▸ **Items from a data source**
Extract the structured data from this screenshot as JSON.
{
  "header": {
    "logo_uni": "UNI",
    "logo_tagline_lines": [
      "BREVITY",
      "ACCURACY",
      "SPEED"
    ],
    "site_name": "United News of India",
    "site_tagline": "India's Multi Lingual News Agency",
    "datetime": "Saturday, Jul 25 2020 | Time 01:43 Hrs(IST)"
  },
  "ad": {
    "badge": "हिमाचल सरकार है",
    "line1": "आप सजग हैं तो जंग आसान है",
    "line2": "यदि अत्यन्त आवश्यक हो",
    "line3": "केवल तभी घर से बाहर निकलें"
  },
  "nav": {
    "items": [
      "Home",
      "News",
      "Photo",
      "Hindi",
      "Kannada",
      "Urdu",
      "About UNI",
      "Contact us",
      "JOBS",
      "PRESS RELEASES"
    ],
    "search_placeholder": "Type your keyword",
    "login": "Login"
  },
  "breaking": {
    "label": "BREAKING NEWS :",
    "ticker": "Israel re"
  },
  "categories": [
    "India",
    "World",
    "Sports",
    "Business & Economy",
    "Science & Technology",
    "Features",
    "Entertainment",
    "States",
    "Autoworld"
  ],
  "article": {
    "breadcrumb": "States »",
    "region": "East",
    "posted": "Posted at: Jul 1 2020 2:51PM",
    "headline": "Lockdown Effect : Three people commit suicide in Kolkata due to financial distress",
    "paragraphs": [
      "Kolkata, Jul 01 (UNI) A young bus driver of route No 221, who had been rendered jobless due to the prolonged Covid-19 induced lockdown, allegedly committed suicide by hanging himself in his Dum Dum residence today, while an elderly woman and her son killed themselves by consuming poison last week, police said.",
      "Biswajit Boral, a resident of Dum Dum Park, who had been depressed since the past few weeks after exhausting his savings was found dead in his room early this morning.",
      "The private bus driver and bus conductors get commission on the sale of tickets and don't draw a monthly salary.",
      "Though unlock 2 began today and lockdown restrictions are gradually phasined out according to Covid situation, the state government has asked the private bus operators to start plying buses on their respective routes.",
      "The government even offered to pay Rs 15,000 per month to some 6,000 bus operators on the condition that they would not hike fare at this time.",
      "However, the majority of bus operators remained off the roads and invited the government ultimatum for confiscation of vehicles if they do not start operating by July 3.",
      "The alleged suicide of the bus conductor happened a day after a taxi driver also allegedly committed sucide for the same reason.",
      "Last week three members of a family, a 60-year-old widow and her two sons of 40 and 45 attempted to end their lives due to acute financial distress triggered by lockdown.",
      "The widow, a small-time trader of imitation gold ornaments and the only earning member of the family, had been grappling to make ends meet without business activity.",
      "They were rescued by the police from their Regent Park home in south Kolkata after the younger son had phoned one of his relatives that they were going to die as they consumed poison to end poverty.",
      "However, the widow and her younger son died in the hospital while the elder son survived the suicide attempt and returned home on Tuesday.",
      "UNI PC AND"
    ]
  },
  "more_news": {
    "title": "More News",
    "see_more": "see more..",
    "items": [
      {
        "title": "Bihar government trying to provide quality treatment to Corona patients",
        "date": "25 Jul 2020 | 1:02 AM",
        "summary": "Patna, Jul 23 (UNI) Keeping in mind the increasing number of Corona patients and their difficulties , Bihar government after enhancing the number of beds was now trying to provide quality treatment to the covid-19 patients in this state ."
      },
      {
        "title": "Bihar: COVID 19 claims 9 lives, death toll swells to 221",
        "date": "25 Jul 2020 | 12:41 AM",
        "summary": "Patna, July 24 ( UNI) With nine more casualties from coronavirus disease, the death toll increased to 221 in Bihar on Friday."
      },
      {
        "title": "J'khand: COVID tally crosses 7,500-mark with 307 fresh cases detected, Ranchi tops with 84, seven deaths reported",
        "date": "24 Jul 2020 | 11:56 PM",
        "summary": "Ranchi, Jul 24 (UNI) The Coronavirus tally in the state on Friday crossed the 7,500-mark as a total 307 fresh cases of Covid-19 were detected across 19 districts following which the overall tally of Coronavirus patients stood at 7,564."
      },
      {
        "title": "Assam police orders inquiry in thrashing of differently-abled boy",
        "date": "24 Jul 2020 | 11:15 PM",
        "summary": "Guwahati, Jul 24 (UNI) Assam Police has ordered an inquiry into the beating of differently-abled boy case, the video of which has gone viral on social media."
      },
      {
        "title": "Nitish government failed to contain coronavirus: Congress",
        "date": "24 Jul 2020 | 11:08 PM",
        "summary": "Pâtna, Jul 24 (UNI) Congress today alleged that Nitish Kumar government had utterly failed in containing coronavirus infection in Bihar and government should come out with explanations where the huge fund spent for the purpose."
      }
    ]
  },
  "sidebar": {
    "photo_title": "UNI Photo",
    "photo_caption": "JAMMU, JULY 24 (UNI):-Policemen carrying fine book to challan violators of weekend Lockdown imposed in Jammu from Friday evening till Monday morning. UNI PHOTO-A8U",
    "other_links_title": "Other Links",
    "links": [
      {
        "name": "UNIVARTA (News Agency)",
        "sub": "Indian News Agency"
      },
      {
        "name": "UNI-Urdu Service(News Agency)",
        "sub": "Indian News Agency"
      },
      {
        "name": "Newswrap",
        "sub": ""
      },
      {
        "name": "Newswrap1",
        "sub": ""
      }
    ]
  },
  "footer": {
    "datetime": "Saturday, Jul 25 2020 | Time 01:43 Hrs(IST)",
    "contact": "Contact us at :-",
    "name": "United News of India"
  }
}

▸ **Aim of the task**
Reproduce every record above, word for word.

▸ **Task solution**
Extract the structured data from this screenshot as JSON.
{
  "header": {
    "logo_uni": "UNI",
    "logo_tagline_lines": [
      "BREVITY",
      "ACCURACY",
      "SPEED"
    ],
    "site_name": "United News of India",
    "site_tagline": "India's Multi Lingual News Agency",
    "datetime": "Saturday, Jul 25 2020 | Time 01:43 Hrs(IST)"
  },
  "ad": {
    "badge": "हिमाचल सरकार है",
    "line1": "आप सजग हैं तो जंग आसान है",
    "line2": "यदि अत्यन्त आवश्यक हो",
    "line3": "केवल तभी घर से बाहर निकलें"
  },
  "nav": {
    "items": [
      "Home",
      "News",
      "Photo",
      "Hindi",
      "Kannada",
      "Urdu",
      "About UNI",
      "Contact us",
      "JOBS",
      "PRESS RELEASES"
    ],
    "search_placeholder": "Type your keyword",
    "login": "Login"
  },
  "breaking": {
    "label": "BREAKING NEWS :",
    "ticker": "Israel re"
  },
  "categories": [
    "India",
    "World",
    "Sports",
    "Business & Economy",
    "Science & Technology",
    "Features",
    "Entertainment",
    "States",
    "Autoworld"
  ],
  "article": {
    "breadcrumb": "States »",
    "region": "East",
    "posted": "Posted at: Jul 1 2020 2:51PM",
    "headline": "Lockdown Effect : Three people commit suicide in Kolkata due to financial distress",
    "paragraphs": [
      "Kolkata, Jul 01 (UNI) A young bus driver of route No 221, who had been rendered jobless due to the prolonged Covid-19 induced lockdown, allegedly committed suicide by hanging himself in his Dum Dum residence today, while an elderly woman and her son killed themselves by consuming poison last week, police said.",
      "Biswajit Boral, a resident of Dum Dum Park, who had been depressed since the past few weeks after exhausting his savings was found dead in his room early this morning.",
      "The private bus driver and bus conductors get commission on the sale of tickets and don't draw a monthly salary.",
      "Though unlock 2 began today and lockdown restrictions are gradually phasined out according to Covid situation, the state government has asked the private bus operators to start plying buses on their respective routes.",
      "The government even offered to pay Rs 15,000 per month to some 6,000 bus operators on the condition that they would not hike fare at this time.",
      "However, the majority of bus operators remained off the roads and invited the government ultimatum for confiscation of vehicles if they do not start operating by July 3.",
      "The alleged suicide of the bus conductor happened a day after a taxi driver also allegedly committed sucide for the same reason.",
      "Last week three members of a family, a 60-year-old widow and her two sons of 40 and 45 attempted to end their lives due to acute financial distress triggered by lockdown.",
      "The widow, a small-time trader of imitation gold ornaments and the only earning member of the family, had been grappling to make ends meet without business activity.",
      "They were rescued by the police from their Regent Park home in south Kolkata after the younger son had phoned one of his relatives that they were going to die as they consumed poison to end poverty.",
      "However, the widow and her younger son died in the hospital while the elder son survived the suicide attempt and returned home on Tuesday.",
      "UNI PC AND"
    ]
  },
  "more_news": {
    "title": "More News",
    "see_more": "see more..",
    "items": [
      {
        "title": "Bihar government trying to provide quality treatment to Corona patients",
        "date": "25 Jul 2020 | 1:02 AM",
        "summary": "Patna, Jul 23 (UNI) Keeping in mind the increasing number of Corona patients and their difficulties , Bihar government after enhancing the number of beds was now trying to provide quality treatment to the covid-19 patients in this state ."
      },
      {
        "title": "Bihar: COVID 19 claims 9 lives, death toll swells to 221",
        "date": "25 Jul 2020 | 12:41 AM",
        "summary": "Patna, July 24 ( UNI) With nine more casualties from coronavirus disease, the death toll increased to 221 in Bihar on Friday."
      },
      {
        "title": "J'khand: COVID tally crosses 7,500-mark with 307 fresh cases detected, Ranchi tops with 84, seven deaths reported",
        "date": "24 Jul 2020 | 11:56 PM",
        "summary": "Ranchi, Jul 24 (UNI) The Coronavirus tally in the state on Friday crossed the 7,500-mark as a total 307 fresh cases of Covid-19 were detected across 19 districts following which the overall tally of Coronavirus patients stood at 7,564."
      },
      {
        "title": "Assam police orders inquiry in thrashing of differently-abled boy",
        "date": "24 Jul 2020 | 11:15 PM",
        "summary": "Guwahati, Jul 24 (UNI) Assam Police has ordered an inquiry into the beating of differently-abled boy case, the video of which has gone viral on social media."
      },
      {
        "title": "Nitish government failed to contain coronavirus: Congress",
        "date": "24 Jul 2020 | 11:08 PM",
        "summary": "Pâtna, Jul 24 (UNI) Congress today alleged that Nitish Kumar government had utterly failed in containing coronavirus infection in Bihar and government should come out with explanations where the huge fund spent for the purpose."
      }
    ]
  },
  "sidebar": {
    "photo_title": "UNI Photo",
    "photo_caption": "JAMMU, JULY 24 (UNI):-Policemen carrying fine book to challan violators of weekend Lockdown imposed in Jammu from Friday evening till Monday morning. UNI PHOTO-A8U",
    "other_links_title": "Other Links",
    "links": [
      {
        "name": "UNIVARTA (News Agency)",
        "sub": "Indian News Agency"
      },
      {
        "name": "UNI-Urdu Service(News Agency)",
        "sub": "Indian News Agency"
      },
      {
        "name": "Newswrap",
        "sub": ""
      },
      {
        "name": "Newswrap1",
        "sub": ""
      }
    ]
  },
  "footer": {
    "datetime": "Saturday, Jul 25 2020 | Time 01:43 Hrs(IST)",
    "contact": "Contact us at :-",
    "name": "United News of India"
  }
}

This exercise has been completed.